■ **Records that describe figures**:
......
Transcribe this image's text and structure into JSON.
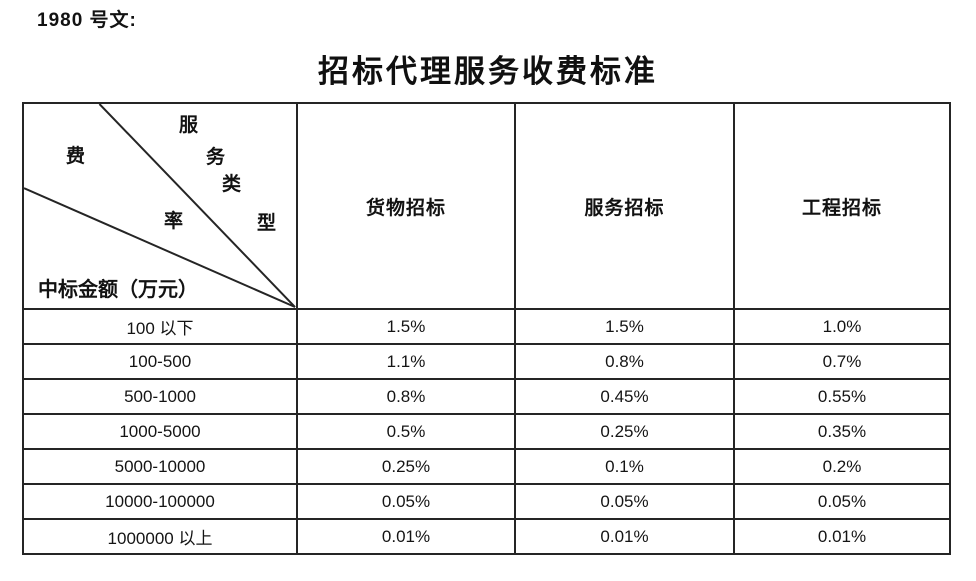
{
  "document": {
    "ref_label": "1980 号文:",
    "title": "招标代理服务收费标准"
  },
  "fee_table": {
    "corner_header": {
      "diagonal_top_label": "服务类型",
      "diagonal_top_chars": [
        "服",
        "务",
        "类",
        "型"
      ],
      "diagonal_middle_label": "费率",
      "diagonal_middle_chars": [
        "费",
        "率"
      ],
      "row_axis_label": "中标金额（万元）"
    },
    "column_headers": [
      "货物招标",
      "服务招标",
      "工程招标"
    ],
    "rows": [
      {
        "range": "100 以下",
        "values": [
          "1.5%",
          "1.5%",
          "1.0%"
        ]
      },
      {
        "range": "100-500",
        "values": [
          "1.1%",
          "0.8%",
          "0.7%"
        ]
      },
      {
        "range": "500-1000",
        "values": [
          "0.8%",
          "0.45%",
          "0.55%"
        ]
      },
      {
        "range": "1000-5000",
        "values": [
          "0.5%",
          "0.25%",
          "0.35%"
        ]
      },
      {
        "range": "5000-10000",
        "values": [
          "0.25%",
          "0.1%",
          "0.2%"
        ]
      },
      {
        "range": "10000-100000",
        "values": [
          "0.05%",
          "0.05%",
          "0.05%"
        ]
      },
      {
        "range": "1000000 以上",
        "values": [
          "0.01%",
          "0.01%",
          "0.01%"
        ]
      }
    ],
    "line_color": "#252525"
  }
}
......
■ **Aim of the task**: How many lines in the records above contain the word "range"? Give only the number.

■ **Task answer**: 7